[EXERCISE REQUIREMENTS]
1. According to the commentary on Ukraine peace talks, on what date are elections scheduled in Georgia?
2. Repeat the portion of the commentary on Ukraine peace talks that opens with the words "Even if peace" and closes with "the collective West.".

[PAGE EXCERPT]
┌──
A referendum might help Zelenskiy along this route, while to some extent saving face, and it might protect him from punishment by his Nazi right-wing for making concessions that they have violently opposed and it would, naturally, provide some legitimacy for such concessions. At the same time, one should interpret the results of any such referendum in the context of a country from which perhaps a third of its population has fled, or has been killed in war, and of a country whose suppression of opposition and free speech undermines the trust that one can invest either in opinions expressed to pollsters or in the machinery of the referendum itself.
What might happen following such an event will depend to a major extent on how far Zelenskiy and his regime (and their Western bosses) are willing to go and on how far the Kremlin will consider itself constrained by the ceasefire terms that were recently indicated by President Putin.
Even if peace talks actually do gain some traction (and Zelenskiy has still to remove the law that makes such talks illegal) there is always the possibility of a further neocon attempt to destabilize the Russian Federation by implementing plans for a color revolution in Georgia where elections are scheduled on October 26 and in which the US color revolution apparatus has been long and expensively engaged. It will follow the usual neocon script as we have seen played out just this week in Venezuela, of a narrowly fought campain, a win by the nationalists that is contested by the foreign-sponsored globalists, backed up with very undemocratic violence in the Street and a fierce anti-nationalist media campaign throughout the collective West.
└──
[STORED RECORDS]
┌──
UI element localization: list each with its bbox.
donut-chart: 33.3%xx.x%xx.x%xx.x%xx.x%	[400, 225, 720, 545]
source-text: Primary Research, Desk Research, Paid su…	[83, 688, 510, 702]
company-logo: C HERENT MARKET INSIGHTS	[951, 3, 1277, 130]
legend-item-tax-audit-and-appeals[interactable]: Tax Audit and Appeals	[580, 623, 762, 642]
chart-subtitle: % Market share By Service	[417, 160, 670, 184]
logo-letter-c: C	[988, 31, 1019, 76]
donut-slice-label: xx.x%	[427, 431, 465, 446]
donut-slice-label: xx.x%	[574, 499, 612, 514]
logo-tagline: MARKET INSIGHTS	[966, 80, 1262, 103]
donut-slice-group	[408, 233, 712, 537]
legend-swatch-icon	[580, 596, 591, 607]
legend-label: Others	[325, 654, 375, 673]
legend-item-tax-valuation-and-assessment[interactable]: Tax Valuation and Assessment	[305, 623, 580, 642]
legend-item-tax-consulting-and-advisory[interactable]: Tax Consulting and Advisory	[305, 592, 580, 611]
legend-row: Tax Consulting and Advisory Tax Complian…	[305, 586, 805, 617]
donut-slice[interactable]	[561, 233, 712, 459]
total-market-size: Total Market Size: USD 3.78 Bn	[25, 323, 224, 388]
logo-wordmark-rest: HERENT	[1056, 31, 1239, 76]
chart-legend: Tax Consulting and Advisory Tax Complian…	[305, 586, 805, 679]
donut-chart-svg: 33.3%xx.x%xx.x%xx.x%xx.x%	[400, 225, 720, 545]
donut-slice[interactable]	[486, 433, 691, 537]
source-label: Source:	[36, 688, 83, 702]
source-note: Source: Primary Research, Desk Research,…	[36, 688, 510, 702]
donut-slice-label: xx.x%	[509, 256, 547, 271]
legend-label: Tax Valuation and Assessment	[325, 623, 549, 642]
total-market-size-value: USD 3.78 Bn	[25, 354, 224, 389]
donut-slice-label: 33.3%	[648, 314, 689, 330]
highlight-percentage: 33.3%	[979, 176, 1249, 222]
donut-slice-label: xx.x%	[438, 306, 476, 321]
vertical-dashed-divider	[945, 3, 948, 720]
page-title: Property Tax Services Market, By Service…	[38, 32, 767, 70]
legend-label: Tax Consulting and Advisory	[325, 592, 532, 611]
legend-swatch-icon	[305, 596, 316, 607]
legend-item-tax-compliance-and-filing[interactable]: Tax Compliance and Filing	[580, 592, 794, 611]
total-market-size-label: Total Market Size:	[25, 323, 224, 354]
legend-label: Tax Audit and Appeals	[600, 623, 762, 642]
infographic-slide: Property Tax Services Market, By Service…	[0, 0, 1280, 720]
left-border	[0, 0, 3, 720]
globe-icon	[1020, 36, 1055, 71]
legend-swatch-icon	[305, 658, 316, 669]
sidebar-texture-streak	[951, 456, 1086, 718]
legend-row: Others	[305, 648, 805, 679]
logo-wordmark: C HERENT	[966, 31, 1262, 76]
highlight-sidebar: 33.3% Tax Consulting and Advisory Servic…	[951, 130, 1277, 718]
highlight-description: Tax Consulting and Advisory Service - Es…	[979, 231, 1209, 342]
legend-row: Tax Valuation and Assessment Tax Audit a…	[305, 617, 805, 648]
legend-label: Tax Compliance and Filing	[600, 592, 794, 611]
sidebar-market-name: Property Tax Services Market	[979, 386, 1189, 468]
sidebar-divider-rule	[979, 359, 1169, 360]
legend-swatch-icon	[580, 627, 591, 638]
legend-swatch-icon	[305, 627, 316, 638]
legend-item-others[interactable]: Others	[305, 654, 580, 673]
└──
[ANSWERS IN ORDER]
1. October 26

2.
Even if peace talks actually do gain some traction (and Zelenskiy has still to remove the law that makes such talks illegal) there is always the possibility of a further neocon attempt to destabilize the Russian Federation by implementing plans for a color revolution in Georgia where elections are scheduled on October 26 and in which the US color revolution apparatus has been long and expensively engaged. It will follow the usual neocon script as we have seen played out just this week in Venezuela, of a narrowly fought campain, a win by the nationalists that is contested by the foreign-sponsored globalists, backed up with very undemocratic violence in the Street and a fierce anti-nationalist media campaign throughout the collective West.